AIM -
Return the count of lines with the string "scholarship" in them, and nothing else.

[Data items]
· · · ·
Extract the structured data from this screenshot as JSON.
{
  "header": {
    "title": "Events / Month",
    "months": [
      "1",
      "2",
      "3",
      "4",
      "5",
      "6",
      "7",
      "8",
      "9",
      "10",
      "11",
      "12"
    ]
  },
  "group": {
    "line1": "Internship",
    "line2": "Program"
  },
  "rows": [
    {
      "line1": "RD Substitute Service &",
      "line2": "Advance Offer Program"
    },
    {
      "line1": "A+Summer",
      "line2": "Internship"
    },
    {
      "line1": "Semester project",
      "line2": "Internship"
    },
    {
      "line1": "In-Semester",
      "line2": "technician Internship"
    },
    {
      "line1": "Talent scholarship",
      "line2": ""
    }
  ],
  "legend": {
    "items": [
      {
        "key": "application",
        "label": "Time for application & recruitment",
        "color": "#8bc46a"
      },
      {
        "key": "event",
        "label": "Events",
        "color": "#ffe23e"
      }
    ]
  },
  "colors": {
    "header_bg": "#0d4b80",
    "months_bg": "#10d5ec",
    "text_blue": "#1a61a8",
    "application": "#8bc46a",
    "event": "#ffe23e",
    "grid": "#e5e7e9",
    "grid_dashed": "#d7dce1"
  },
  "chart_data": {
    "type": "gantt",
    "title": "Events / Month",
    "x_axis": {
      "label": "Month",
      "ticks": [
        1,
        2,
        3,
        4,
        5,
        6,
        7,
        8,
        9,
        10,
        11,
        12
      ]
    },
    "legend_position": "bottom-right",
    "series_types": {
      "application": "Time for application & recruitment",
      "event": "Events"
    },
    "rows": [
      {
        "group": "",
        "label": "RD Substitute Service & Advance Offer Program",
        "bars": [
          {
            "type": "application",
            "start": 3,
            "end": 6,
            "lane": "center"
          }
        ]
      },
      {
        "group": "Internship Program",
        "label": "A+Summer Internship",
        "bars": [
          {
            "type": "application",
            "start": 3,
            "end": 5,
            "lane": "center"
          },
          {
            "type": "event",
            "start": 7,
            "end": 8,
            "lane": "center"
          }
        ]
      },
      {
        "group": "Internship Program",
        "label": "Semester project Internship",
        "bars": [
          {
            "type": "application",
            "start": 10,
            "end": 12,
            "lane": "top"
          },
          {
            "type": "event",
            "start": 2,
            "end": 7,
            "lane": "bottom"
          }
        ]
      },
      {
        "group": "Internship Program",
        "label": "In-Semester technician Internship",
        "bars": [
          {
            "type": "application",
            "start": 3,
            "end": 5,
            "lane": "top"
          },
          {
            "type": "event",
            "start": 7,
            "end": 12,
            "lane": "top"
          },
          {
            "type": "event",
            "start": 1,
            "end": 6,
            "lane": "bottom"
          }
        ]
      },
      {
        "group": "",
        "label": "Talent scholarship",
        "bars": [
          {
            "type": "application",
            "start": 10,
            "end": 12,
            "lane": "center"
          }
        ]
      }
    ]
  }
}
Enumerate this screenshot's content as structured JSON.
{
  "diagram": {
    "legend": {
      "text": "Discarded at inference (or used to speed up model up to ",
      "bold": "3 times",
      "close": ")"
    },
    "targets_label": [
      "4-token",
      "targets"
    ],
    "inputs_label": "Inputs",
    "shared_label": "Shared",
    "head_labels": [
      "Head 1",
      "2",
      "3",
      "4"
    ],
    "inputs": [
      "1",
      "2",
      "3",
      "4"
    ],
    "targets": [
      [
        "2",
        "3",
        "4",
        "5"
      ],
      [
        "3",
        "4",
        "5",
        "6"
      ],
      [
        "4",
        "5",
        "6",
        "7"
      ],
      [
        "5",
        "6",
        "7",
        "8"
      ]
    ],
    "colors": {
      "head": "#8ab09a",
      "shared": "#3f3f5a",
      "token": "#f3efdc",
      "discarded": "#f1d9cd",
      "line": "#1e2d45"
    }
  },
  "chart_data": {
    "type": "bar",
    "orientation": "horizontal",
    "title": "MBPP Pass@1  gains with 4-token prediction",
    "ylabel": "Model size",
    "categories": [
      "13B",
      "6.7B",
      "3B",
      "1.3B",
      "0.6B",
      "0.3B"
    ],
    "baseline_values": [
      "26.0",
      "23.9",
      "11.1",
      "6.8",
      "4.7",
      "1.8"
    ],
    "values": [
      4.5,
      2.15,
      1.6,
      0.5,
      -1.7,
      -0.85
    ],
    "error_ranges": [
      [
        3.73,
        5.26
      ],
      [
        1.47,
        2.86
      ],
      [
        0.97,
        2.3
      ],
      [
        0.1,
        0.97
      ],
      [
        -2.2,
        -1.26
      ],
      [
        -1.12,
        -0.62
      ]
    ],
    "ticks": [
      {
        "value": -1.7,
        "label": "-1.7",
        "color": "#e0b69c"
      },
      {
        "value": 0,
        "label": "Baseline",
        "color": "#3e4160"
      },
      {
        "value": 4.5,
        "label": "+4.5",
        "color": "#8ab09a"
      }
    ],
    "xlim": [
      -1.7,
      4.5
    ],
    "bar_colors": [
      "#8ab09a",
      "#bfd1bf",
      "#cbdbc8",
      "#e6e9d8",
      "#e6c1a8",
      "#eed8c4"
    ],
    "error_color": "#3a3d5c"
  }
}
· · · ·
OUTPUT OF THE EXERCISE -
2